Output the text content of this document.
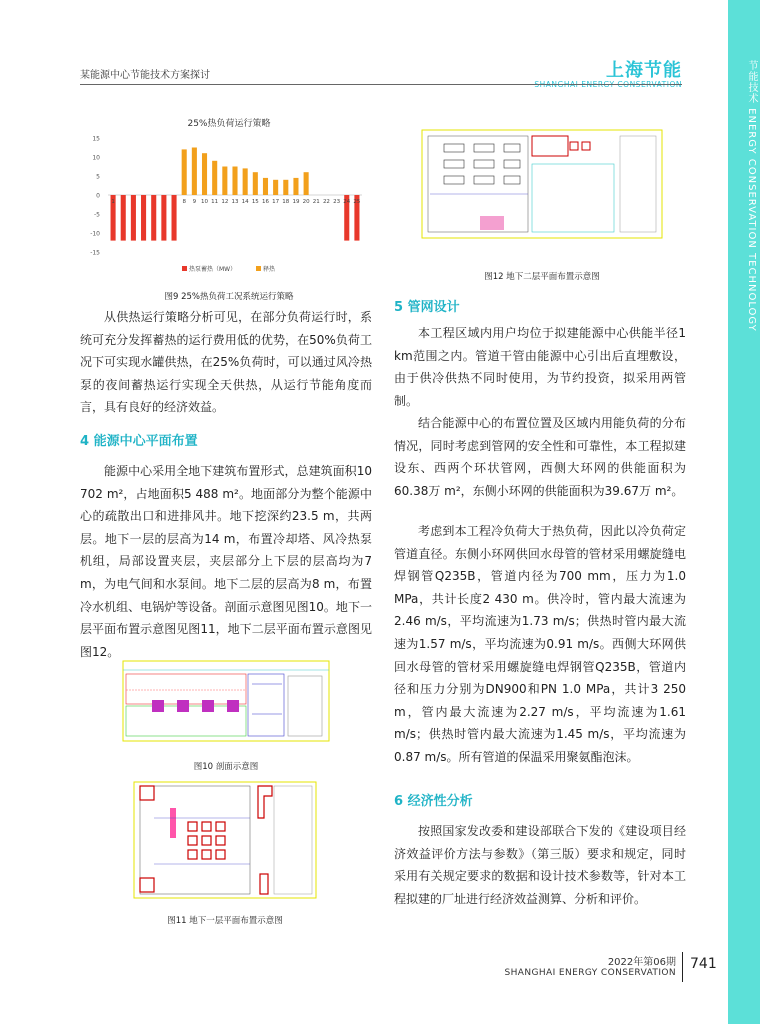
某能源中心节能技术方案探讨	上海节能	节能技术 ENERGY CONSERVATION TECHNOLOGY
25%热负荷运行策略
15
10
5
0
-5
-10
-15
1	8 9 10 11 12 13 14 15 16 17 18 19 20 21 22 23 24 25
热泵蓄热（MW）	释热
图9 25%热负荷工况系统运行策略
从供热运行策略分析可见，在部分负荷运行时，系统可充分发挥蓄热的运行费用低的优势，在50%负荷工况下可实现水罐供热，在25%负荷时，可以通过风冷热泵的夜间蓄热运行实现全天供热，从运行节能角度而言，具有良好的经济效益。
4 能源中心平面布置
能源中心采用全地下建筑布置形式，总建筑面积10 702 m²，占地面积5 488 m²。地面部分为整个能源中心的疏散出口和进排风井。地下挖深约23.5 m，共两层。地下一层的层高为14 m，布置冷却塔、风冷热泵机组，局部设置夹层，夹层部分上下层的层高均为7 m，为电气间和水泵间。地下二层的层高为8 m，布置冷水机组、电锅炉等设备。剖面示意图见图10。地下一层平面布置示意图见图11，地下二层平面布置示意图见图12。
图10 剖面示意图
图11 地下一层平面布置示意图
图12 地下二层平面布置示意图
5 管网设计
本工程区域内用户均位于拟建能源中心供能半径1 km范围之内。管道干管由能源中心引出后直埋敷设，由于供冷供热不同时使用，为节约投资，拟采用两管制。
结合能源中心的布置位置及区域内用能负荷的分布情况，同时考虑到管网的安全性和可靠性，本工程拟建设东、西两个环状管网，西侧大环网的供能面积为60.38万 m²，东侧小环网的供能面积为39.67万 m²。
考虑到本工程冷负荷大于热负荷，因此以冷负荷定管道直径。东侧小环网供回水母管的管材采用螺旋缝电焊钢管Q235B，管道内径为700 mm，压力为1.0 MPa，共计长度2 430 m。供冷时，管内最大流速为2.46 m/s，平均流速为1.73 m/s；供热时管内最大流速为1.57 m/s，平均流速为0.91 m/s。西侧大环网供回水母管的管材采用螺旋缝电焊钢管Q235B，管道内径和压力分别为DN900和PN 1.0 MPa，共计3 250 m，管内最大流速为2.27 m/s，平均流速为1.61 m/s；供热时管内最大流速为1.45 m/s，平均流速为0.87 m/s。所有管道的保温采用聚氨酯泡沫。
6 经济性分析
按照国家发改委和建设部联合下发的《建设项目经济效益评价方法与参数》（第三版）要求和规定，同时采用有关规定要求的数据和设计技术参数等，针对本工程拟建的厂址进行经济效益测算、分析和评价。
2022年第06期
SHANGHAI ENERGY CONSERVATION
741
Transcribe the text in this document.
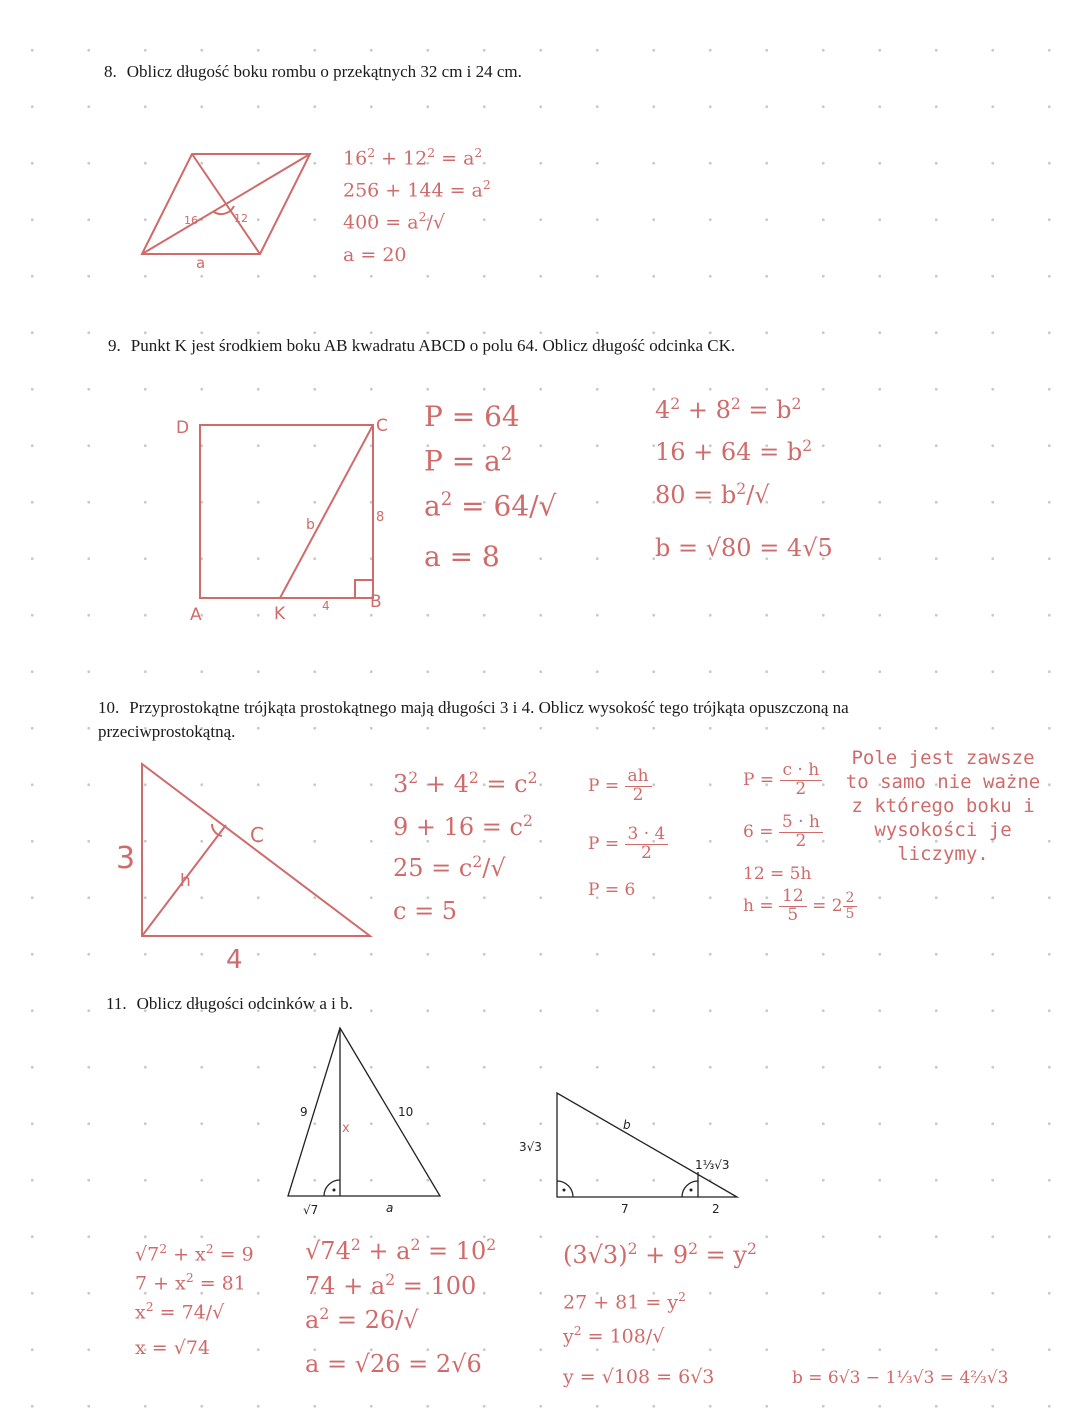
8. Oblicz długość boku rombu o przekątnych 32 cm i 24 cm.
16	12
a
$16^2 + 12^2 = a^2$
$256 + 144 = a^2$
$400 = a^2/√$
a = 20
9. Punkt K jest środkiem boku AB kwadratu ABCD o polu 64. Oblicz długość odcinka CK.
D	C
A	K
B
b
4
8
P = 64
$P = a^2$
$a^2 = 64/√$
a = 8
$4^2 + 8^2 = b^2$
$16 + 64 = b^2$
$80 = b^2/√$
b = √80 = 4√5
10. Przyprostokątne trójkąta prostokątnego mają długości 3 i 4. Oblicz wysokość tego trójkąta opuszczoną na przeciwprostokątną.
3
4
h
C
$3^2 + 4^2 = c^2$
$9 + 16 = c^2$
$25 = c^2/√$
c = 5
$P = \frac{ah}{2}$
$P = \frac{3 \cdot 4}{2}$
P = 6
$P = \frac{c \cdot h}{2}$
$6 = \frac{5 \cdot h}{2}$
12 = 5h
$h = \frac{12}{5} = 2 \frac{2}{5}$
Pole jest zawsze to samo nie ważne z którego boku i wysokości je liczymy.
11. Oblicz długości odcinków a i b.
9	10
√7	a
x
3√3
b
1⅓√3
7	2
$√7^2 + x^2 = 9$
$7 + x^2 = 81$
$x^2 = 74/√$
x = √74
$√74^2 + a^2 = 10^2$
$74 + a^2 = 100$
$a^2 = 26/√$
a = √26 = 2√6
$(3√3)^2 + 9^2 = y^2$
$27 + 81 = y^2$
$y^2 = 108/√$
y = √108 = 6√3	b = 6√3 − 1⅓√3 = 4⅔√3
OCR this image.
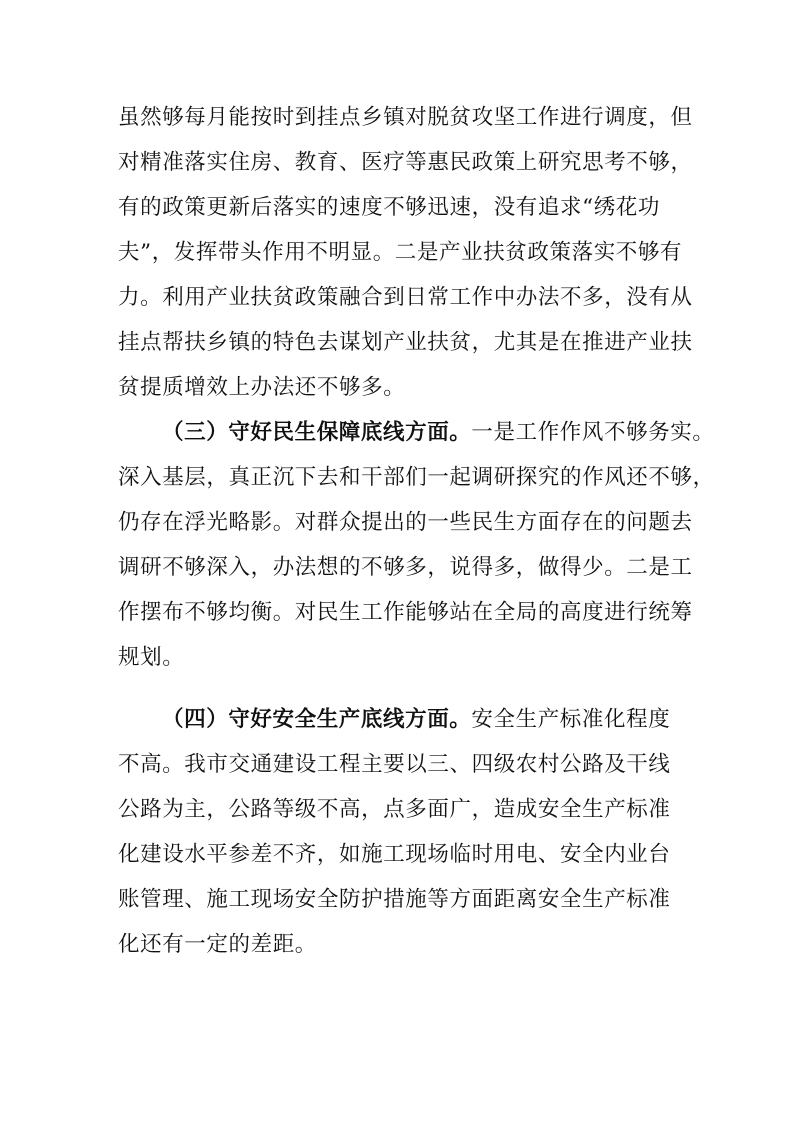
虽然够每月能按时到挂点乡镇对脱贫攻坚工作进行调度，但
对精准落实住房、教育、医疗等惠民政策上研究思考不够，
有的政策更新后落实的速度不够迅速，没有追求“绣花功
夫”，发挥带头作用不明显。二是产业扶贫政策落实不够有
力。利用产业扶贫政策融合到日常工作中办法不多，没有从
挂点帮扶乡镇的特色去谋划产业扶贫，尤其是在推进产业扶
贫提质增效上办法还不够多。
（三）守好民生保障底线方面。一是工作作风不够务实。
深入基层，真正沉下去和干部们一起调研探究的作风还不够，
仍存在浮光略影。对群众提出的一些民生方面存在的问题去
调研不够深入，办法想的不够多，说得多，做得少。二是工
作摆布不够均衡。对民生工作能够站在全局的高度进行统筹
规划。
（四）守好安全生产底线方面。安全生产标准化程度
不高。我市交通建设工程主要以三、四级农村公路及干线
公路为主，公路等级不高，点多面广，造成安全生产标准
化建设水平参差不齐，如施工现场临时用电、安全内业台
账管理、施工现场安全防护措施等方面距离安全生产标准
化还有一定的差距。
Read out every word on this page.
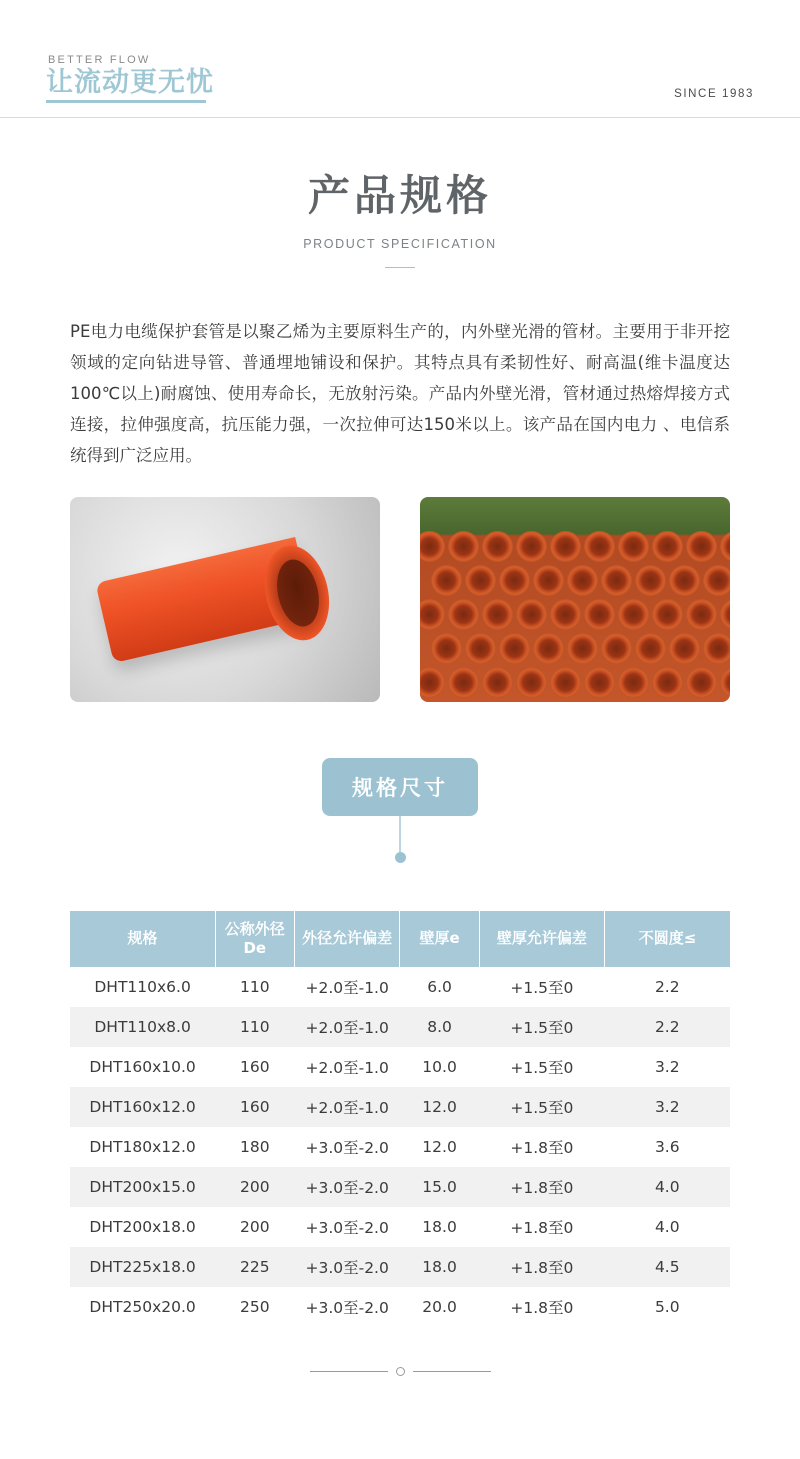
BETTER FLOW
让流动更无忧	SINCE 1983
产品规格
PRODUCT SPECIFICATION

PE电力电缆保护套管是以聚乙烯为主要原料生产的，内外壁光滑的管材。主要用于非开挖领域的定向钻进导管、普通埋地铺设和保护。其特点具有柔韧性好、耐高温(维卡温度达100℃以上)耐腐蚀、使用寿命长，无放射污染。产品内外壁光滑，管材通过热熔焊接方式连接，拉伸强度高，抗压能力强，一次拉伸可达150米以上。该产品在国内电力 、电信系统得到广泛应用。

规格尺寸
规格	公称外径De	外径允许偏差	壁厚e	壁厚允许偏差	不圆度≤
DHT110x6.0	110	+2.0至-1.0	6.0	+1.5至0	2.2
DHT110x8.0	110	+2.0至-1.0	8.0	+1.5至0	2.2
DHT160x10.0	160	+2.0至-1.0	10.0	+1.5至0	3.2
DHT160x12.0	160	+2.0至-1.0	12.0	+1.5至0	3.2
DHT180x12.0	180	+3.0至-2.0	12.0	+1.8至0	3.6
DHT200x15.0	200	+3.0至-2.0	15.0	+1.8至0	4.0
DHT200x18.0	200	+3.0至-2.0	18.0	+1.8至0	4.0
DHT225x18.0	225	+3.0至-2.0	18.0	+1.8至0	4.5
DHT250x20.0	250	+3.0至-2.0	20.0	+1.8至0	5.0
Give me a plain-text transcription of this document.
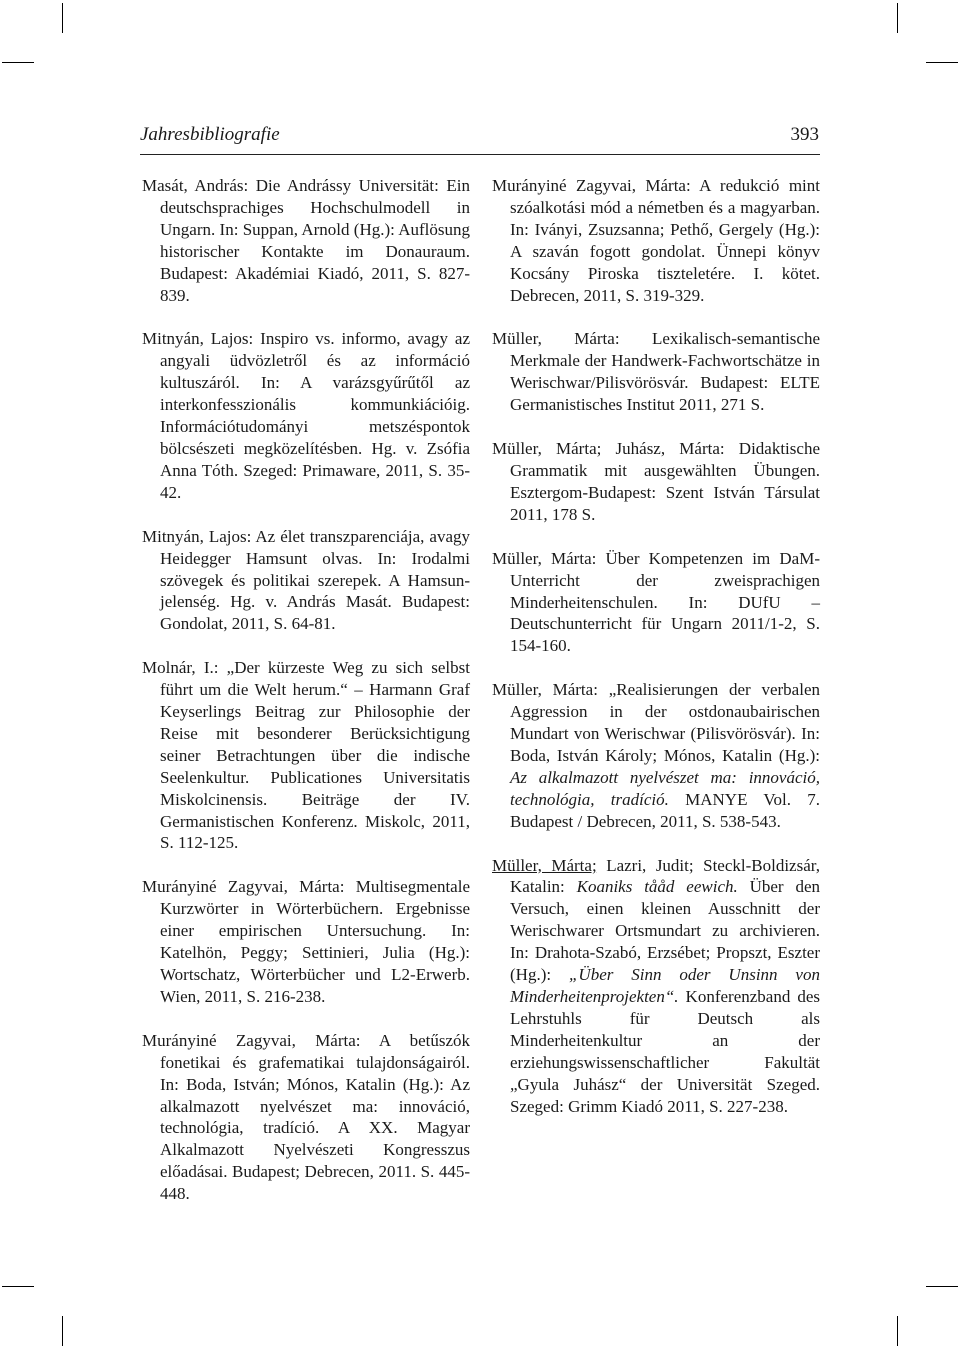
Jahresbibliografie	393

Masát, András: Die Andrássy Universität: Ein deutschsprachiges Hochschulmodell in Ungarn. In: Suppan, Arnold (Hg.): Auflösung historischer Kontakte im Donauraum. Budapest: Akadémiai Kiadó, 2011, S. 827-839.

Mitnyán, Lajos: Inspiro vs. informo, avagy az angyali üdvözletről és az információ kultuszáról. In: A varázsgyűrűtől az interkonfesszionális kommunkiációig. Információtudományi metszéspontok bölcsészeti megközelítésben. Hg. v. Zsófia Anna Tóth. Szeged: Primaware, 2011, S. 35-42.

Mitnyán, Lajos: Az élet transzparenciája, avagy Heidegger Hamsunt olvas. In: Irodalmi szövegek és politikai szerepek. A Hamsun-jelenség. Hg. v. András Masát. Budapest: Gondolat, 2011, S. 64-81.

Molnár, I.: „Der kürzeste Weg zu sich selbst führt um die Welt herum.“ – Harmann Graf Keyserlings Beitrag zur Philosophie der Reise mit besonderer Berücksichtigung seiner Betrachtungen über die indische Seelenkultur. Publicationes Universitatis Miskolcinensis. Beiträge der IV. Germanistischen Konferenz. Miskolc, 2011, S. 112-125.

Murányiné Zagyvai, Márta: Multisegmentale Kurzwörter in Wörterbüchern. Ergebnisse einer empirischen Untersuchung. In: Katelhön, Peggy; Settinieri, Julia (Hg.): Wortschatz, Wörterbücher und L2-Erwerb. Wien, 2011, S. 216-238.

Murányiné Zagyvai, Márta: A betűszók fonetikai és grafematikai tulajdonságairól. In: Boda, István; Mónos, Katalin (Hg.): Az alkalmazott nyelvészet ma: innováció, technológia, tradíció. A XX. Magyar Alkalmazott Nyelvészeti Kongresszus előadásai. Budapest; Debrecen, 2011. S. 445-448.

Murányiné Zagyvai, Márta: A redukció mint szóalkotási mód a németben és a magyarban. In: Iványi, Zsuzsanna; Pethő, Gergely (Hg.): A szaván fogott gondolat. Ünnepi könyv Kocsány Piroska tiszteletére. I. kötet. Debrecen, 2011, S. 319-329.

Müller, Márta: Lexikalisch-semantische Merkmale der Handwerk-Fachwortschätze in Werischwar/Pilisvörösvár. Budapest: ELTE Germanistisches Institut 2011, 271 S.

Müller, Márta; Juhász, Márta: Didaktische Grammatik mit ausgewählten Übungen. Esztergom-Budapest: Szent István Társulat 2011, 178 S.

Müller, Márta: Über Kompetenzen im DaM-Unterricht der zweisprachigen Minderheitenschulen. In: DUfU – Deutschunterricht für Ungarn 2011/1-2, S. 154-160.

Müller, Márta: „Realisierungen der verbalen Aggression in der ostdonaubairischen Mundart von Werischwar (Pilisvörösvár). In: Boda, István Károly; Mónos, Katalin (Hg.): Az alkalmazott nyelvészet ma: innováció, technológia, tradíció. MANYE Vol. 7. Budapest / Debrecen, 2011, S. 538-543.

Müller, Márta; Lazri, Judit; Steckl-Boldizsár, Katalin: Koaniks tååd eewich. Über den Versuch, einen kleinen Ausschnitt der Werischwarer Ortsmundart zu archivieren. In: Drahota-Szabó, Erzsébet; Propszt, Eszter (Hg.): „Über Sinn oder Unsinn von Minderheitenprojekten“. Konferenzband des Lehrstuhls für Deutsch als Minderheitenkultur an der erziehungswissenschaftlicher Fakultät „Gyula Juhász“ der Universität Szeged. Szeged: Grimm Kiadó 2011, S. 227-238.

- - - -

• _Set exercise_: Whenever "CONSERVATION" turns up in a line, pick that line out.

• _Solution below_:
某能源中心节能技术方案探讨	上海节能	节能技术 ENERGY CONSERVATION TECHNOLOGY
SHANGHAI ENERGY CONSERVATION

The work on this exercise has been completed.